## Challenge
Find the lines containing the word "November" and copy every one of them.

======== Information given ========

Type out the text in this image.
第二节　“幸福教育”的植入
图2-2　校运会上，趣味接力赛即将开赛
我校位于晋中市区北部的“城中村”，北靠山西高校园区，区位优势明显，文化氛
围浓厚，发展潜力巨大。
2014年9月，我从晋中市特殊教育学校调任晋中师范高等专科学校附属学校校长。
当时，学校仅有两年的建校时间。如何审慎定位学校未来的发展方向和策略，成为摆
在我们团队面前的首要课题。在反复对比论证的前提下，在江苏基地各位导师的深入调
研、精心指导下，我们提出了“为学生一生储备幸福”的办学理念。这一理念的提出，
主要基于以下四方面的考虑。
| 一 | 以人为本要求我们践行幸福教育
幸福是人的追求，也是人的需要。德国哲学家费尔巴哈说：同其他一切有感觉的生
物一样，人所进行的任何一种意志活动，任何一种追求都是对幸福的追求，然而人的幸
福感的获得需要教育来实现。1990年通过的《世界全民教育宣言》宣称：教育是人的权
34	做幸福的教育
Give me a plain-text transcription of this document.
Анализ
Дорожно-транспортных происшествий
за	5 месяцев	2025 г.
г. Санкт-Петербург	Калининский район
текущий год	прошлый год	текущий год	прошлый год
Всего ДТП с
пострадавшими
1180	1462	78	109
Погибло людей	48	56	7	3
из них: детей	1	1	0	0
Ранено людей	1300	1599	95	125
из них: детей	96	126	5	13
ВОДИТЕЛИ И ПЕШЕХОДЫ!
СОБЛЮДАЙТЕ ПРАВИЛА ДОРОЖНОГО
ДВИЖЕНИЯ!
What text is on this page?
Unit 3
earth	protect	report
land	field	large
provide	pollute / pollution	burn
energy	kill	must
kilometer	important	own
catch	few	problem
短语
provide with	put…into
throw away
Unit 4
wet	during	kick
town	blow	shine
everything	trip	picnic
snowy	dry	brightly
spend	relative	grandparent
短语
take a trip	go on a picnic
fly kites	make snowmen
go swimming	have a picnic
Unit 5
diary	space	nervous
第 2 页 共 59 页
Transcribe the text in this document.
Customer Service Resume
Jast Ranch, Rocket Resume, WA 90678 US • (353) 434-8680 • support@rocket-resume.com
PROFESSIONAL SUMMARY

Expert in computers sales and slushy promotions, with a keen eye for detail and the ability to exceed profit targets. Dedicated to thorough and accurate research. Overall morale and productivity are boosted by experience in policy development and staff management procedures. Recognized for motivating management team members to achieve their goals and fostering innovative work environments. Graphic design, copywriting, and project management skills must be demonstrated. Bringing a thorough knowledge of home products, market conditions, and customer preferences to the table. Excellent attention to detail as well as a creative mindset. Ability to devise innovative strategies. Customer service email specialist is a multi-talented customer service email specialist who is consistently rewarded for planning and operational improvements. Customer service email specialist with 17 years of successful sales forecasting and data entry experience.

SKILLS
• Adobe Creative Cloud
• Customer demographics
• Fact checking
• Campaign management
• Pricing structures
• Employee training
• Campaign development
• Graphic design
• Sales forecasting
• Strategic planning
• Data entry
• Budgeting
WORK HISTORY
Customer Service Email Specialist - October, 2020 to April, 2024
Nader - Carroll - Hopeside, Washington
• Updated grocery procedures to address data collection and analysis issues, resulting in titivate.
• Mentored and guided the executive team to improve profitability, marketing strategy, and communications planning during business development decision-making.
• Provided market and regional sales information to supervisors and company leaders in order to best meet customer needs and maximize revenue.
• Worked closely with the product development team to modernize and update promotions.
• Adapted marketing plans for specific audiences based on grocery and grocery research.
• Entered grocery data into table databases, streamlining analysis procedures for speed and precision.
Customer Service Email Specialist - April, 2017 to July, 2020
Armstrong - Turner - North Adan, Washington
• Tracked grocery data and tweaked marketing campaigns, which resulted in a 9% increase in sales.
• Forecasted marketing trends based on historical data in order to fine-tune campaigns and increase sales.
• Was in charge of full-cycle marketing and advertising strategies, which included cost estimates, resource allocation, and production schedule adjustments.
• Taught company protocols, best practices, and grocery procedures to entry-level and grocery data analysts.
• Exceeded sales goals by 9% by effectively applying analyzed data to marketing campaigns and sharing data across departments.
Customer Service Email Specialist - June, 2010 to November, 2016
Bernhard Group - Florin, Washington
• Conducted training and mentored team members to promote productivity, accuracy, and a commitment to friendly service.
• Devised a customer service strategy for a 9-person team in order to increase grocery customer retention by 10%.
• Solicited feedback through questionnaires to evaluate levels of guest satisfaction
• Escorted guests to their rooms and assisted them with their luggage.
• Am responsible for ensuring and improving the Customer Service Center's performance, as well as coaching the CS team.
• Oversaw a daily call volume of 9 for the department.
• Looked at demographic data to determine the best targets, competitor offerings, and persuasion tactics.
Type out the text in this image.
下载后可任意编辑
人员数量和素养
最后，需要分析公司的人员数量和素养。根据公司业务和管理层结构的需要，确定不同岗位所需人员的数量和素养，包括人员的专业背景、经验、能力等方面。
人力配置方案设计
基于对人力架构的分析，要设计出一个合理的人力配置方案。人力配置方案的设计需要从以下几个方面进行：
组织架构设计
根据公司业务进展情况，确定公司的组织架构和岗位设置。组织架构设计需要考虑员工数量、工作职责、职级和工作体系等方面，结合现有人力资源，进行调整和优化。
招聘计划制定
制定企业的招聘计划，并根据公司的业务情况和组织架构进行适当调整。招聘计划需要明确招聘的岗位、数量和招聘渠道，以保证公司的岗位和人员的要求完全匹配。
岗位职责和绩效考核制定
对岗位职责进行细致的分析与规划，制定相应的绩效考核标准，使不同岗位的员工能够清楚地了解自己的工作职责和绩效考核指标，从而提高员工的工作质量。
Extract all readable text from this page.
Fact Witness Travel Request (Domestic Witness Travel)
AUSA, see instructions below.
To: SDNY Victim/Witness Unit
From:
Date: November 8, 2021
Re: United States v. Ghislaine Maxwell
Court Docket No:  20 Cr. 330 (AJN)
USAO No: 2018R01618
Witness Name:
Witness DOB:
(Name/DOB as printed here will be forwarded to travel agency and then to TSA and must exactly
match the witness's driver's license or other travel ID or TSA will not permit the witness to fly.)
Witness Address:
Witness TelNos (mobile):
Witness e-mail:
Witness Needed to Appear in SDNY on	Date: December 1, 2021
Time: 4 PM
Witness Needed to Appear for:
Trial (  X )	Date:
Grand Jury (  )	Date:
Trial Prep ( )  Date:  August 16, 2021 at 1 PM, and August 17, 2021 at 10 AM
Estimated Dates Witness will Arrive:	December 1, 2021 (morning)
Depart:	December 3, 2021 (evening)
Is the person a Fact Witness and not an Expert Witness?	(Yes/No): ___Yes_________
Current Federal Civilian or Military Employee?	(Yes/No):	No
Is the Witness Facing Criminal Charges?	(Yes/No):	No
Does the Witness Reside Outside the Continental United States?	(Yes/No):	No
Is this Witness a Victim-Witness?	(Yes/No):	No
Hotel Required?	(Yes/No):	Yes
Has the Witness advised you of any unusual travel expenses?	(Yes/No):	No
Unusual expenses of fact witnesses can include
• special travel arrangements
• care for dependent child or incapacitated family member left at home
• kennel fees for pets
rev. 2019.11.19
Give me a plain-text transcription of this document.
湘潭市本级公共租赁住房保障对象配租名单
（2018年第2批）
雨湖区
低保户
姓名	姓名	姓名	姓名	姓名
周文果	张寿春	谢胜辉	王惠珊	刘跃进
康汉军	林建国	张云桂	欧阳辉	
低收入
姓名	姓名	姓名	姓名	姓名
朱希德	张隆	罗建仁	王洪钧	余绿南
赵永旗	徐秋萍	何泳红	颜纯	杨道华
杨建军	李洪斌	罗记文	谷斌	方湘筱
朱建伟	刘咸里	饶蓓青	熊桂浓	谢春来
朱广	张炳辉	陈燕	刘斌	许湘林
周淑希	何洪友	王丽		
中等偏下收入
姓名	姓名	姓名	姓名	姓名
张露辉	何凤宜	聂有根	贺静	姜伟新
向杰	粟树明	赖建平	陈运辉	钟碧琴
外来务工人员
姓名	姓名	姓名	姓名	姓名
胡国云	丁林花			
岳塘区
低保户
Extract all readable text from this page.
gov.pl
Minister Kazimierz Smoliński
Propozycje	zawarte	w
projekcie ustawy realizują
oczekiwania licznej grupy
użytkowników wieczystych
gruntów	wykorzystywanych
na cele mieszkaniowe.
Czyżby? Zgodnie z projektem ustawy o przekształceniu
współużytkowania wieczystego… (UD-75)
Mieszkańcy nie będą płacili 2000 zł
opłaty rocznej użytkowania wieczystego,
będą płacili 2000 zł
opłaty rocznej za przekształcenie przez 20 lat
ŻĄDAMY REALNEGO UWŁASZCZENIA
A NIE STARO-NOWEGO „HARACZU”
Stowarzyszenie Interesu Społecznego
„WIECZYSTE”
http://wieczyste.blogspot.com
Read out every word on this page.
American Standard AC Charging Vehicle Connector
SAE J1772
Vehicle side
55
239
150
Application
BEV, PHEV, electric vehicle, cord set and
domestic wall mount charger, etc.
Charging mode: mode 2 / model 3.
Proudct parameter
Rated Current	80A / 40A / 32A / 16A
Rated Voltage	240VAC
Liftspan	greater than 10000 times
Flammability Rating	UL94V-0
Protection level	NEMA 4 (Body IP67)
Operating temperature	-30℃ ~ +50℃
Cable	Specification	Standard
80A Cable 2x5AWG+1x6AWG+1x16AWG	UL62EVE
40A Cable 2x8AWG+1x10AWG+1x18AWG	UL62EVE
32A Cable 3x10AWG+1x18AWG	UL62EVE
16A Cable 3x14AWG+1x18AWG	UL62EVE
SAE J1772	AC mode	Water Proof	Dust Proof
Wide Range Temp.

========

## Result
Customer Service Email Specialist - June, 2010 to November, 2016
Date: November 8, 2021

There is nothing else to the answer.